* _GOAL_
Below is a block of records. Copy every line in it that contains the word "name".

--- Start of EXERCISE INPUT ---

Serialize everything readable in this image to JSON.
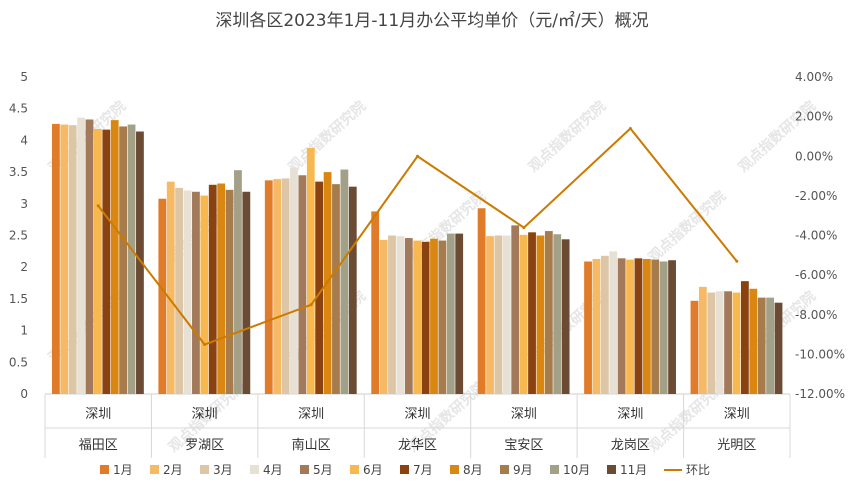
{
  "chart_data": {
    "type": "bar",
    "title": "深圳各区2023年1月-11月办公平均单价（元/㎡/天）概况",
    "group_label": "深圳",
    "categories": [
      "福田区",
      "罗湖区",
      "南山区",
      "龙华区",
      "宝安区",
      "龙岗区",
      "光明区"
    ],
    "ylim": [
      0,
      5
    ],
    "y_ticks": [
      "0",
      "0.5",
      "1",
      "1.5",
      "2",
      "2.5",
      "3",
      "3.5",
      "4",
      "4.5",
      "5"
    ],
    "y2lim": [
      -12,
      4
    ],
    "y2_ticks": [
      "-12.00%",
      "-10.00%",
      "-8.00%",
      "-6.00%",
      "-4.00%",
      "-2.00%",
      "0.00%",
      "2.00%",
      "4.00%"
    ],
    "series": [
      {
        "name": "1月",
        "color": "#E07B2A",
        "values": [
          4.26,
          3.08,
          3.37,
          2.88,
          2.93,
          2.09,
          1.47
        ]
      },
      {
        "name": "2月",
        "color": "#F6BA67",
        "values": [
          4.25,
          3.35,
          3.39,
          2.43,
          2.49,
          2.13,
          1.69
        ]
      },
      {
        "name": "3月",
        "color": "#DCC6A5",
        "values": [
          4.24,
          3.25,
          3.4,
          2.5,
          2.5,
          2.18,
          1.6
        ]
      },
      {
        "name": "4月",
        "color": "#E6E1D4",
        "values": [
          4.36,
          3.21,
          3.57,
          2.49,
          2.5,
          2.25,
          1.62
        ]
      },
      {
        "name": "5月",
        "color": "#A2795A",
        "values": [
          4.33,
          3.19,
          3.45,
          2.46,
          2.66,
          2.14,
          1.62
        ]
      },
      {
        "name": "6月",
        "color": "#F7B84F",
        "values": [
          4.18,
          3.13,
          3.88,
          2.42,
          2.51,
          2.12,
          1.6
        ]
      },
      {
        "name": "7月",
        "color": "#8A4210",
        "values": [
          4.17,
          3.3,
          3.35,
          2.4,
          2.55,
          2.14,
          1.78
        ]
      },
      {
        "name": "8月",
        "color": "#D98710",
        "values": [
          4.32,
          3.32,
          3.5,
          2.45,
          2.5,
          2.13,
          1.66
        ]
      },
      {
        "name": "9月",
        "color": "#A77C4C",
        "values": [
          4.22,
          3.22,
          3.31,
          2.42,
          2.57,
          2.12,
          1.52
        ]
      },
      {
        "name": "10月",
        "color": "#A2A087",
        "values": [
          4.25,
          3.53,
          3.54,
          2.53,
          2.52,
          2.09,
          1.52
        ]
      },
      {
        "name": "11月",
        "color": "#6B4B34",
        "values": [
          4.14,
          3.19,
          3.27,
          2.53,
          2.44,
          2.11,
          1.44
        ]
      }
    ],
    "line_series": {
      "name": "环比",
      "color": "#CC7A00",
      "values": [
        -2.5,
        -9.5,
        -7.5,
        0.0,
        -3.6,
        1.4,
        -5.3
      ]
    },
    "watermark": "观点指数研究院",
    "grid": false,
    "legend_position": "bottom"
  }
}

--- End of EXERCISE INPUT ---

* _EXERCISE SOLUTION_
        "name": "1月",
        "name": "2月",
        "name": "3月",
        "name": "4月",
        "name": "5月",
        "name": "6月",
        "name": "7月",
        "name": "8月",
        "name": "9月",
        "name": "10月",
        "name": "11月",
      "name": "环比",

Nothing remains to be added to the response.